[START GIVEN ENTRIES]

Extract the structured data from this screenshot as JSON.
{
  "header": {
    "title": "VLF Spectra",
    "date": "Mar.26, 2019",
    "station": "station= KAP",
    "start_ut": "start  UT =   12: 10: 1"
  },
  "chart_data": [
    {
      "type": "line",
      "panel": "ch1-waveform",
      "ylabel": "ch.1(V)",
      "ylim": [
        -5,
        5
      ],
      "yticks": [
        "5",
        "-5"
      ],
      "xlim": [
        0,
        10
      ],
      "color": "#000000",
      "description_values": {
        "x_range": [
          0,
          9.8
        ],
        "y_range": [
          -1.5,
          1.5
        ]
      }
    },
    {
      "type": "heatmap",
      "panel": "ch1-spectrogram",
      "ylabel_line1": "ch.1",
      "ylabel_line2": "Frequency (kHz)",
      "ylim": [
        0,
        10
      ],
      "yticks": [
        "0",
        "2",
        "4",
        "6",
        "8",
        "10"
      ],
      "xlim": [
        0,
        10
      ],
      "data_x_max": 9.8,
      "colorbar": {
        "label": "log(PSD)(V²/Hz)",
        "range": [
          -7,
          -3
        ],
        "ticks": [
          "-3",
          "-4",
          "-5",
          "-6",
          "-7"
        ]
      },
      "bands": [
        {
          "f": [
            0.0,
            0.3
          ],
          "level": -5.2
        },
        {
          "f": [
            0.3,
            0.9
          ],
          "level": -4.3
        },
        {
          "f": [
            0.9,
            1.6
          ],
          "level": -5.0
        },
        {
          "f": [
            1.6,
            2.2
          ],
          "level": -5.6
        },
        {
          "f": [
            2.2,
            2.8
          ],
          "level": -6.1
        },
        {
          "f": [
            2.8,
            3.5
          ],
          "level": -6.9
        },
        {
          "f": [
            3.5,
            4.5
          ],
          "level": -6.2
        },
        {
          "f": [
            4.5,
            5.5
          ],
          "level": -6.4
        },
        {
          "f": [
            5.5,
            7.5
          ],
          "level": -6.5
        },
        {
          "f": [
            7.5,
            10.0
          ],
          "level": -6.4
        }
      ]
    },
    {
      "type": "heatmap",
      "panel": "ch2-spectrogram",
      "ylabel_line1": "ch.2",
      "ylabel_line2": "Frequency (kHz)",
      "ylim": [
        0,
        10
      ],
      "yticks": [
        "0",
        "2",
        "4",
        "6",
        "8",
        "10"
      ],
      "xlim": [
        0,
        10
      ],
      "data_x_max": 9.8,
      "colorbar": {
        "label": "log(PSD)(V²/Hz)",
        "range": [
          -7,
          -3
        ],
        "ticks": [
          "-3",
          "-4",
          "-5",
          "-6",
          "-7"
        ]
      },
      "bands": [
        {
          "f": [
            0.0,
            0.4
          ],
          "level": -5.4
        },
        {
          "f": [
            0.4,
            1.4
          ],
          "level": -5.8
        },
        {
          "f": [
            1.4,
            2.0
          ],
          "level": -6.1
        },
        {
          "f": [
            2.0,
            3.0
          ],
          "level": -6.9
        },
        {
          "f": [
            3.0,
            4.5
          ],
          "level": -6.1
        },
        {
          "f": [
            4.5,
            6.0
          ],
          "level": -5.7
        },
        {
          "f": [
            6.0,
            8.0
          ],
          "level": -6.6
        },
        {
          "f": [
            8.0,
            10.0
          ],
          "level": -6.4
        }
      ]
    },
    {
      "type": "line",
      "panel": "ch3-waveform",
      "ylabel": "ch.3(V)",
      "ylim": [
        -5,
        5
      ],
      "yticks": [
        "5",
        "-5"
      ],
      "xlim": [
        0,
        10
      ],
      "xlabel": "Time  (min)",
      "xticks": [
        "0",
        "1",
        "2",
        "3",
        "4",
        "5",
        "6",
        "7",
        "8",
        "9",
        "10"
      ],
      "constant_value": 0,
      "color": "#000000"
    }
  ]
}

[END GIVEN ENTRIES]

STATED TASK:
From the preceding material, extract every line exactly.

OUTPUT BELOW:
Extract the structured data from this screenshot as JSON.
{
  "header": {
    "title": "VLF Spectra",
    "date": "Mar.26, 2019",
    "station": "station= KAP",
    "start_ut": "start  UT =   12: 10: 1"
  },
  "chart_data": [
    {
      "type": "line",
      "panel": "ch1-waveform",
      "ylabel": "ch.1(V)",
      "ylim": [
        -5,
        5
      ],
      "yticks": [
        "5",
        "-5"
      ],
      "xlim": [
        0,
        10
      ],
      "color": "#000000",
      "description_values": {
        "x_range": [
          0,
          9.8
        ],
        "y_range": [
          -1.5,
          1.5
        ]
      }
    },
    {
      "type": "heatmap",
      "panel": "ch1-spectrogram",
      "ylabel_line1": "ch.1",
      "ylabel_line2": "Frequency (kHz)",
      "ylim": [
        0,
        10
      ],
      "yticks": [
        "0",
        "2",
        "4",
        "6",
        "8",
        "10"
      ],
      "xlim": [
        0,
        10
      ],
      "data_x_max": 9.8,
      "colorbar": {
        "label": "log(PSD)(V²/Hz)",
        "range": [
          -7,
          -3
        ],
        "ticks": [
          "-3",
          "-4",
          "-5",
          "-6",
          "-7"
        ]
      },
      "bands": [
        {
          "f": [
            0.0,
            0.3
          ],
          "level": -5.2
        },
        {
          "f": [
            0.3,
            0.9
          ],
          "level": -4.3
        },
        {
          "f": [
            0.9,
            1.6
          ],
          "level": -5.0
        },
        {
          "f": [
            1.6,
            2.2
          ],
          "level": -5.6
        },
        {
          "f": [
            2.2,
            2.8
          ],
          "level": -6.1
        },
        {
          "f": [
            2.8,
            3.5
          ],
          "level": -6.9
        },
        {
          "f": [
            3.5,
            4.5
          ],
          "level": -6.2
        },
        {
          "f": [
            4.5,
            5.5
          ],
          "level": -6.4
        },
        {
          "f": [
            5.5,
            7.5
          ],
          "level": -6.5
        },
        {
          "f": [
            7.5,
            10.0
          ],
          "level": -6.4
        }
      ]
    },
    {
      "type": "heatmap",
      "panel": "ch2-spectrogram",
      "ylabel_line1": "ch.2",
      "ylabel_line2": "Frequency (kHz)",
      "ylim": [
        0,
        10
      ],
      "yticks": [
        "0",
        "2",
        "4",
        "6",
        "8",
        "10"
      ],
      "xlim": [
        0,
        10
      ],
      "data_x_max": 9.8,
      "colorbar": {
        "label": "log(PSD)(V²/Hz)",
        "range": [
          -7,
          -3
        ],
        "ticks": [
          "-3",
          "-4",
          "-5",
          "-6",
          "-7"
        ]
      },
      "bands": [
        {
          "f": [
            0.0,
            0.4
          ],
          "level": -5.4
        },
        {
          "f": [
            0.4,
            1.4
          ],
          "level": -5.8
        },
        {
          "f": [
            1.4,
            2.0
          ],
          "level": -6.1
        },
        {
          "f": [
            2.0,
            3.0
          ],
          "level": -6.9
        },
        {
          "f": [
            3.0,
            4.5
          ],
          "level": -6.1
        },
        {
          "f": [
            4.5,
            6.0
          ],
          "level": -5.7
        },
        {
          "f": [
            6.0,
            8.0
          ],
          "level": -6.6
        },
        {
          "f": [
            8.0,
            10.0
          ],
          "level": -6.4
        }
      ]
    },
    {
      "type": "line",
      "panel": "ch3-waveform",
      "ylabel": "ch.3(V)",
      "ylim": [
        -5,
        5
      ],
      "yticks": [
        "5",
        "-5"
      ],
      "xlim": [
        0,
        10
      ],
      "xlabel": "Time  (min)",
      "xticks": [
        "0",
        "1",
        "2",
        "3",
        "4",
        "5",
        "6",
        "7",
        "8",
        "9",
        "10"
      ],
      "constant_value": 0,
      "color": "#000000"
    }
  ]
}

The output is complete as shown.